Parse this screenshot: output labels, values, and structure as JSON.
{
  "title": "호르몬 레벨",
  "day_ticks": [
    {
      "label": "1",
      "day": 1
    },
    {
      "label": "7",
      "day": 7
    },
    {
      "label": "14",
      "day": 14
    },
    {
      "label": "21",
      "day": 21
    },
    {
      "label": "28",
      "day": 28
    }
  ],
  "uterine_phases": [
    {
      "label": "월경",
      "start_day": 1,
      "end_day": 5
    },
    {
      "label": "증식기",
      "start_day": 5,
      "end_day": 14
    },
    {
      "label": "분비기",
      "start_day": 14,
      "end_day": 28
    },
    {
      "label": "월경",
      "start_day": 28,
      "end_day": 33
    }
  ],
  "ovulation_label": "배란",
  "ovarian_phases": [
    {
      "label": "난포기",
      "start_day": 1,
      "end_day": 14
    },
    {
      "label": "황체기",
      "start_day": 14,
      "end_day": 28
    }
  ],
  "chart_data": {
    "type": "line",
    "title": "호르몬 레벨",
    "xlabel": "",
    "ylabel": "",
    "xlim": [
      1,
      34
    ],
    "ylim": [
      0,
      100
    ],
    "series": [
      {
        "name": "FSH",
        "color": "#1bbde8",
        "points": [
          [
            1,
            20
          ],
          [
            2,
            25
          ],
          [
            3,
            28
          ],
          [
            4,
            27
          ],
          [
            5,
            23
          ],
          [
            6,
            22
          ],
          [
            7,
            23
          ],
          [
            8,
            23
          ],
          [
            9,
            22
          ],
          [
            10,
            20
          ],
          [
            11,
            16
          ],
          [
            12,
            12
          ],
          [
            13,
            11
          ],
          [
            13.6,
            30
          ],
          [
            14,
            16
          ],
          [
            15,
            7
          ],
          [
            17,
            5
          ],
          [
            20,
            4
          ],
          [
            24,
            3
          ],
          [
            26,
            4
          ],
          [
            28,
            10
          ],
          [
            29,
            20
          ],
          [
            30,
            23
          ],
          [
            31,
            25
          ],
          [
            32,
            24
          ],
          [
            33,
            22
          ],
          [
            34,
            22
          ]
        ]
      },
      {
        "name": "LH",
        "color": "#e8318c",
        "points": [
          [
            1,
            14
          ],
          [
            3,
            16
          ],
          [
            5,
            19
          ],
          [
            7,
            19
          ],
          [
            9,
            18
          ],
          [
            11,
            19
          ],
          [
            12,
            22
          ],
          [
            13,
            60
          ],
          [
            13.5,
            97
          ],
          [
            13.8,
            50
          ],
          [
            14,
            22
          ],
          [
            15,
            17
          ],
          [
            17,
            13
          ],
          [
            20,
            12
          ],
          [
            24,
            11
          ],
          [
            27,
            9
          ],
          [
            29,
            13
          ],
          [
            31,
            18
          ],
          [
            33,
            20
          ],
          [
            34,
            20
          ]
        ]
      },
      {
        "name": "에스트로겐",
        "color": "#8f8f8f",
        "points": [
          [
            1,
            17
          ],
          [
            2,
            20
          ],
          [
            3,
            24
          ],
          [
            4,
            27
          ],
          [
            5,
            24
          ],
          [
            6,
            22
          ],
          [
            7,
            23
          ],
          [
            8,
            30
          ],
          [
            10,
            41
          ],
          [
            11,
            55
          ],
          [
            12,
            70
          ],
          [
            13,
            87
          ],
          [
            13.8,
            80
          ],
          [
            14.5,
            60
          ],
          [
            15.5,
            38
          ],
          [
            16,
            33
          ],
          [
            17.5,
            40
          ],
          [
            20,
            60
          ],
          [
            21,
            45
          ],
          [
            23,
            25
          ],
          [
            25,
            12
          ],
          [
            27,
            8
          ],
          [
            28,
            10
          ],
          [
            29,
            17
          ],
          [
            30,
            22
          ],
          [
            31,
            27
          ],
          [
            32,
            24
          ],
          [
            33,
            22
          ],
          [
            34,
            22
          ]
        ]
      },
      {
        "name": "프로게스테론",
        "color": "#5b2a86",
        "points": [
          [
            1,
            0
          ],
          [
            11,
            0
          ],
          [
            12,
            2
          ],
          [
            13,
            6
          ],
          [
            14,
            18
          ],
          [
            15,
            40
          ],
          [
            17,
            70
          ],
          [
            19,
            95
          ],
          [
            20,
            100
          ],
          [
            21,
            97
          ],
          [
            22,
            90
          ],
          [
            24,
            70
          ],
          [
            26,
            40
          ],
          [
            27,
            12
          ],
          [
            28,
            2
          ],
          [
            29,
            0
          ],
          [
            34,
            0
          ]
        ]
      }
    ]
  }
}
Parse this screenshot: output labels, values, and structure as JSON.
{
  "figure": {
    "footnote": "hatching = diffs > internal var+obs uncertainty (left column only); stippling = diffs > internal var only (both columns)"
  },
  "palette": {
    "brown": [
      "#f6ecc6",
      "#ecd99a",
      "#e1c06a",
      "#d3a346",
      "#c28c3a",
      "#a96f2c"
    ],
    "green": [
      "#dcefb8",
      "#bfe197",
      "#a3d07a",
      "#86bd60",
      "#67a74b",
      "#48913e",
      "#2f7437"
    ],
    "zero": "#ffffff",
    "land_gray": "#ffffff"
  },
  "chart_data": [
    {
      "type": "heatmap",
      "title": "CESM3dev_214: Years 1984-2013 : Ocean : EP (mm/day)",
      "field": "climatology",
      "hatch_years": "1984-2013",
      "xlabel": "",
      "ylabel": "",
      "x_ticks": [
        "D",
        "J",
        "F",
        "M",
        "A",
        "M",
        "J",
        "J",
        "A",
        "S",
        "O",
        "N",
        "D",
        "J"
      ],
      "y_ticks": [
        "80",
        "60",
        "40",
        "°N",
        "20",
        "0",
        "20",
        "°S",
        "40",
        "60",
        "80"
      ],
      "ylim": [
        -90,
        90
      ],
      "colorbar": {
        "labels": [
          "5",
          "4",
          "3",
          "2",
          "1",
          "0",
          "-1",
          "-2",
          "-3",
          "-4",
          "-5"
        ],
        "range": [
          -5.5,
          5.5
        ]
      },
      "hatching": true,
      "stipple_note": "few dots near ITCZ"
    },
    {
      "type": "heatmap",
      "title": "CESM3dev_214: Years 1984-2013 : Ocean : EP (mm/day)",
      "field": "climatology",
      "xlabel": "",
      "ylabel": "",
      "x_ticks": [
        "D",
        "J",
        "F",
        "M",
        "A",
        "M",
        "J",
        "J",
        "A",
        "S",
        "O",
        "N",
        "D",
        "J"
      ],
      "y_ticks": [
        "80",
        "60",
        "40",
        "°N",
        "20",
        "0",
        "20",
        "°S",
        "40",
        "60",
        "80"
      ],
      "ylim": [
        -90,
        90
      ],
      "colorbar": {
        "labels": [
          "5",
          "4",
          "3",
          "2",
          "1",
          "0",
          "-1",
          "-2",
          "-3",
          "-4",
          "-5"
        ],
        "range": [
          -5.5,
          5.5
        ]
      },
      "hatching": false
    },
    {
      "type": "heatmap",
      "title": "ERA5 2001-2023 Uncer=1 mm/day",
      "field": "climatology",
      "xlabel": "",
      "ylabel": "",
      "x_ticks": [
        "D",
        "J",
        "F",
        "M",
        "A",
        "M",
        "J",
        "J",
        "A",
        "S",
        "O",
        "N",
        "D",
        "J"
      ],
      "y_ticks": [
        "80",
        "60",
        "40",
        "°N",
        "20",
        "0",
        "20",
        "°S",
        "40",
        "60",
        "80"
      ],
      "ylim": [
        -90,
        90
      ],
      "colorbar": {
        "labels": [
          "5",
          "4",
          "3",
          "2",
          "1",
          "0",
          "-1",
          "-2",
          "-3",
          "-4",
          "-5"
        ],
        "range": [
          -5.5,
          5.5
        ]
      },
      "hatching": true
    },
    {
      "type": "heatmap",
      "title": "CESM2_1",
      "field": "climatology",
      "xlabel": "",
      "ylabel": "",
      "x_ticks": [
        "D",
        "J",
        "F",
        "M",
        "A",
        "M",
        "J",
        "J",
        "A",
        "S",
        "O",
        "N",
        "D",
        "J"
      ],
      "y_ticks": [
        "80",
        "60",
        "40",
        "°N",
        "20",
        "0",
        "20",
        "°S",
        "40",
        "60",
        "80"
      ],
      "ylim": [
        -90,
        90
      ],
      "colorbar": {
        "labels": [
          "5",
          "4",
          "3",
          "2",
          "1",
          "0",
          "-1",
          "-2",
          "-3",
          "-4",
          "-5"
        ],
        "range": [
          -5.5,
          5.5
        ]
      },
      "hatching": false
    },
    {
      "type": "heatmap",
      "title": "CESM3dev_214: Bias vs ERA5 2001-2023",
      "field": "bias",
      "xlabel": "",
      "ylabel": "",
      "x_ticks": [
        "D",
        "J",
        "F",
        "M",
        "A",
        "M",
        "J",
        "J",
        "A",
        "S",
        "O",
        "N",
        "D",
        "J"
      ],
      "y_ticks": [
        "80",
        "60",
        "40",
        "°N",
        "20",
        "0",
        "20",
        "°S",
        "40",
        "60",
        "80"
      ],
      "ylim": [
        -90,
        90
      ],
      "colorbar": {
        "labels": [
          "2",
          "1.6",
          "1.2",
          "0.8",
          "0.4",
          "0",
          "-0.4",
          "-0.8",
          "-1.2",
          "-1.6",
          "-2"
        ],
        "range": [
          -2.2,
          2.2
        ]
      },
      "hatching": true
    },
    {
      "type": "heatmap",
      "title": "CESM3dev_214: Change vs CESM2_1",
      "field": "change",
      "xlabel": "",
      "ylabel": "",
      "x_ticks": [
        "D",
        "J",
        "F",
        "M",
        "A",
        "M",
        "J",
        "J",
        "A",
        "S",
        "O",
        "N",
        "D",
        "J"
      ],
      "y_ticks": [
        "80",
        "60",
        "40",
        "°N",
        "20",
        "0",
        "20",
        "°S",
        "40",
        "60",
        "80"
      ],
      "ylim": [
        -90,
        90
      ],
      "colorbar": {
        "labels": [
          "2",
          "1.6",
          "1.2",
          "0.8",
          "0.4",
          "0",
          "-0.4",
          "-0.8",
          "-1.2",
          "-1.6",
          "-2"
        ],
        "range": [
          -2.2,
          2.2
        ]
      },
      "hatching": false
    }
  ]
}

== == ==

What the task asks |
Show the lines where the word "name" appears in the entries.

Solution for this problem |
        "name": "FSH",
        "name": "LH",
        "name": "에스트로겐",
        "name": "프로게스테론",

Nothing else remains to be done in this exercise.